- **What you are asked to do**
For each line that holds "eigenen", copy the line out.

- **Supplied material**
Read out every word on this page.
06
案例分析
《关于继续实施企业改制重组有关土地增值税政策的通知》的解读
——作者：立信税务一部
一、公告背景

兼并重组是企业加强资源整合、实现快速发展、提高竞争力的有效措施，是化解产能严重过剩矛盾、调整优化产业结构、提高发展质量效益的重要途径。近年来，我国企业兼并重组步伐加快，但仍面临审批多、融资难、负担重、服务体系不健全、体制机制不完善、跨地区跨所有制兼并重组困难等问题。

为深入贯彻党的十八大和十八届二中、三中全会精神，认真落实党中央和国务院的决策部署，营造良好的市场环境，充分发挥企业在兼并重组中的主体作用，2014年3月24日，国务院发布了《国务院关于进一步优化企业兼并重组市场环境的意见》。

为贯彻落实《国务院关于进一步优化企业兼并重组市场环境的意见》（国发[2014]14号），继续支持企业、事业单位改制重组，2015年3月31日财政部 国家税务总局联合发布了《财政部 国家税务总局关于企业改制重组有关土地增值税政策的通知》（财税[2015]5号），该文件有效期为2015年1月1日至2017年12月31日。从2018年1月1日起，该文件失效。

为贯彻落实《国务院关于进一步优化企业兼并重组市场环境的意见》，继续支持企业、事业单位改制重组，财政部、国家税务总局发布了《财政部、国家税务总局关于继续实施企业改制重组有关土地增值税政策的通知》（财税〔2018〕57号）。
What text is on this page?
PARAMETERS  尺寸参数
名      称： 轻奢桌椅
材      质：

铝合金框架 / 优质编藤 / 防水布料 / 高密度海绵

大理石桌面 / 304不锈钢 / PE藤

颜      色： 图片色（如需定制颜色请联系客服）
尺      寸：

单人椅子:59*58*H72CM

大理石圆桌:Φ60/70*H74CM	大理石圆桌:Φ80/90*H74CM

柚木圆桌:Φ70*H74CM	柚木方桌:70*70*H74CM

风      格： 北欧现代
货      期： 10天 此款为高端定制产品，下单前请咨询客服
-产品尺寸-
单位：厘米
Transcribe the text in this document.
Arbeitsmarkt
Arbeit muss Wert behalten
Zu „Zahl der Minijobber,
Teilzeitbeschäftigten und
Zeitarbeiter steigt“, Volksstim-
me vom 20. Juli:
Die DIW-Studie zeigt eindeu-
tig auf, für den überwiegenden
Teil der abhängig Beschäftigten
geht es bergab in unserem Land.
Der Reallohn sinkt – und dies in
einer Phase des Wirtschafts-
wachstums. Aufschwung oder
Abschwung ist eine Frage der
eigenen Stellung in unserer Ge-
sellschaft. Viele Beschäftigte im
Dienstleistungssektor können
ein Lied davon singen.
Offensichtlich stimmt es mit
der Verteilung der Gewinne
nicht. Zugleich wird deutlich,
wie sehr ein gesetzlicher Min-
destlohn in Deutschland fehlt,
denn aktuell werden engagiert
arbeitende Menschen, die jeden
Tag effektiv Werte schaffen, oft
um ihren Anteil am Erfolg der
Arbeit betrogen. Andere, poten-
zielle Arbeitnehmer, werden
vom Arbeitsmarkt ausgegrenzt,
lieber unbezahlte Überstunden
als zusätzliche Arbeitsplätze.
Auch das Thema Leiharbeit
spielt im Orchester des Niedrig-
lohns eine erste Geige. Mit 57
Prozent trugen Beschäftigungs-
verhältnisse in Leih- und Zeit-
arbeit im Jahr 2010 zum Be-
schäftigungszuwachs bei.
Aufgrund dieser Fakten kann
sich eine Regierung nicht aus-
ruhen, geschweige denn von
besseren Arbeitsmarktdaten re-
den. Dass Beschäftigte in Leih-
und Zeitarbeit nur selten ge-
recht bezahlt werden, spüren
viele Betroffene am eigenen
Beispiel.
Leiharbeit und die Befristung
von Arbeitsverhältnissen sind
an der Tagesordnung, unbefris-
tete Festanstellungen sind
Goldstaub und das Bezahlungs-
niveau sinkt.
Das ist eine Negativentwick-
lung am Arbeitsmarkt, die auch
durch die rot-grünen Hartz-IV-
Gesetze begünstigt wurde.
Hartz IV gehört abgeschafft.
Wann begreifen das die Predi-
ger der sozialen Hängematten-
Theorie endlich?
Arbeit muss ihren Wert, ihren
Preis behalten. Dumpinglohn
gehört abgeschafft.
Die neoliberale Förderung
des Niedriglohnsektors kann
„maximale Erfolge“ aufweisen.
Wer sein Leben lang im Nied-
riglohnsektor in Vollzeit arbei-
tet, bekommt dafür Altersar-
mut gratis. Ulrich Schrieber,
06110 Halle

- **Solution to this task**
eigenen Stellung in unserer Ge-
viele Betroffene am eigenen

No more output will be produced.